> [WHAT YOU ARE ASKED TO DO]
Gather up the lines that contain "screenshot".

> [DATA FOR THIS EXERCISE]

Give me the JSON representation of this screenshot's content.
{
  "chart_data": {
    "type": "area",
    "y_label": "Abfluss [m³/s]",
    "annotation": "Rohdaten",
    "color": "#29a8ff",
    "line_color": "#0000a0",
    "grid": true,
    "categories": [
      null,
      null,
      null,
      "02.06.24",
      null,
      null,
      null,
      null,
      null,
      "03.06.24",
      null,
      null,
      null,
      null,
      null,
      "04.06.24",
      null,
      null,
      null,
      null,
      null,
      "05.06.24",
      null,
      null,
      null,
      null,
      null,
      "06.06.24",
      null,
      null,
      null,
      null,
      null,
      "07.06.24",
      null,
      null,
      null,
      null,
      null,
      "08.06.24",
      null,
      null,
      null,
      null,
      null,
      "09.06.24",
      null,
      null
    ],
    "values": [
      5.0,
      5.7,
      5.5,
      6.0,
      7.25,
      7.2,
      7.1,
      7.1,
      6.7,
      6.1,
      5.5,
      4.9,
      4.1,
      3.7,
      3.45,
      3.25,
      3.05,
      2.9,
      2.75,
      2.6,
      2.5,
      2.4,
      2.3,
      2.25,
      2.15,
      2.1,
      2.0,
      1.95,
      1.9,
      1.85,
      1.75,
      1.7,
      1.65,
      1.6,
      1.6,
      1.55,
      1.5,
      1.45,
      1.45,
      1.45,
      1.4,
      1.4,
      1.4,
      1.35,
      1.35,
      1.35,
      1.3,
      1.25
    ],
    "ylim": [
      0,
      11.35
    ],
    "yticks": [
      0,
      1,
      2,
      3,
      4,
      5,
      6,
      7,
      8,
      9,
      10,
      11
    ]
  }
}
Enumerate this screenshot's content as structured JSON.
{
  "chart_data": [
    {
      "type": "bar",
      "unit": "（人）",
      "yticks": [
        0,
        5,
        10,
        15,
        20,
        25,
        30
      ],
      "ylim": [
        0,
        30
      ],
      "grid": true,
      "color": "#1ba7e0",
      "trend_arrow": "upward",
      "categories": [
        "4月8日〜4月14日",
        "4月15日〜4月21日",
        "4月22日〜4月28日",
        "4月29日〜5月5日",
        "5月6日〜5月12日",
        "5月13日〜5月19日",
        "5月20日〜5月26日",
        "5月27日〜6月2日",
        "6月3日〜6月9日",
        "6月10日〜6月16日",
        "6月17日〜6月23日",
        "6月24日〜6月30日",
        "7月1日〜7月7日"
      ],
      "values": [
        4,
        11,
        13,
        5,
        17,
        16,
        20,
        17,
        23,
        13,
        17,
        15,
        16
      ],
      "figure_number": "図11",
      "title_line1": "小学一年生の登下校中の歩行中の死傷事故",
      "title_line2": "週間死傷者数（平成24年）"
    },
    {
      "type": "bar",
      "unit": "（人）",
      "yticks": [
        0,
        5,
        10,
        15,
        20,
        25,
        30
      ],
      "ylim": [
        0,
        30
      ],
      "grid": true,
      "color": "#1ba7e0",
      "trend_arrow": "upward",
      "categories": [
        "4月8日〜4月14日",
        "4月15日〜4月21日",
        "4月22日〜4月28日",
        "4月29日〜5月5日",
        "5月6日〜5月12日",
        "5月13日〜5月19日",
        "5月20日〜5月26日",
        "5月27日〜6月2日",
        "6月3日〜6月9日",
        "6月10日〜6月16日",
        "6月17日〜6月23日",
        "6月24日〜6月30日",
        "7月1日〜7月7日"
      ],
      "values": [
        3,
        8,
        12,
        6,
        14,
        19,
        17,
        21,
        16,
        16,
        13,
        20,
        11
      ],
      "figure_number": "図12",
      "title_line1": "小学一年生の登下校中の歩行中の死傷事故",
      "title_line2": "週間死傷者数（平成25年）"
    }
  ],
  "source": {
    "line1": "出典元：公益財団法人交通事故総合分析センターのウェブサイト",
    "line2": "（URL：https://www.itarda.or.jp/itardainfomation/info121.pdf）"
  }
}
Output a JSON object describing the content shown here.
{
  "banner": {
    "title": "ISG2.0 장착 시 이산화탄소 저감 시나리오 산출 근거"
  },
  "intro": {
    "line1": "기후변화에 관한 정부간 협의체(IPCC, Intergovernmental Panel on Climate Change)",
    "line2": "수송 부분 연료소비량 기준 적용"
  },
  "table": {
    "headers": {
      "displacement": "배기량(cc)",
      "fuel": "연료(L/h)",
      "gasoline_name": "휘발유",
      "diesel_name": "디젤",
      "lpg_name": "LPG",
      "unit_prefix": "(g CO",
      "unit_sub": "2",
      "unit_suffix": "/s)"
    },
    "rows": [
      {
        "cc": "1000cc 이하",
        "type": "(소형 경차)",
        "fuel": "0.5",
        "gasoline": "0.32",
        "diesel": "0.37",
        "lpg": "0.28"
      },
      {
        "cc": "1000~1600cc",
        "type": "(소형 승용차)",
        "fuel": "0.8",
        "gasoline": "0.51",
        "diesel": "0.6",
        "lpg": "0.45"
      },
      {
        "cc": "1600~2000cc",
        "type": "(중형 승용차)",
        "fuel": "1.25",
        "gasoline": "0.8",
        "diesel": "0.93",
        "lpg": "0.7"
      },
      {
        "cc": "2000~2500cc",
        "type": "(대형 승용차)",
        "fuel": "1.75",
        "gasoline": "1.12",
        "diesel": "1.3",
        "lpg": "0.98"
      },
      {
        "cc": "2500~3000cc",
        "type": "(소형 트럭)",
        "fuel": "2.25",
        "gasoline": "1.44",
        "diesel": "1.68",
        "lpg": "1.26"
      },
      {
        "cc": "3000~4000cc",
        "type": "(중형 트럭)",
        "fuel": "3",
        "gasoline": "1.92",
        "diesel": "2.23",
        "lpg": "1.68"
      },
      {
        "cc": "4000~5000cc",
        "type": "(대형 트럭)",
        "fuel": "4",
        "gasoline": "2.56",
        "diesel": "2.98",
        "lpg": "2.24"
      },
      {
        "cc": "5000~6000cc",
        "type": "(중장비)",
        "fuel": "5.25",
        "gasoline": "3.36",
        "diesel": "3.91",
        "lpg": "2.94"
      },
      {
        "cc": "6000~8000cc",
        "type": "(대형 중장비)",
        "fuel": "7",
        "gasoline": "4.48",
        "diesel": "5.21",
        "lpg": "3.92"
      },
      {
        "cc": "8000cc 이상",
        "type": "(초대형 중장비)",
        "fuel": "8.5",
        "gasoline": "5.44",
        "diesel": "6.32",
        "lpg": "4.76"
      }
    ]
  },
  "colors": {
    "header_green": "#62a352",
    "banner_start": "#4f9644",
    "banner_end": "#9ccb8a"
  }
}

> [OUTPUT FOR THIS TASK]
Give me the JSON representation of this screenshot's content.
Enumerate this screenshot's content as structured JSON.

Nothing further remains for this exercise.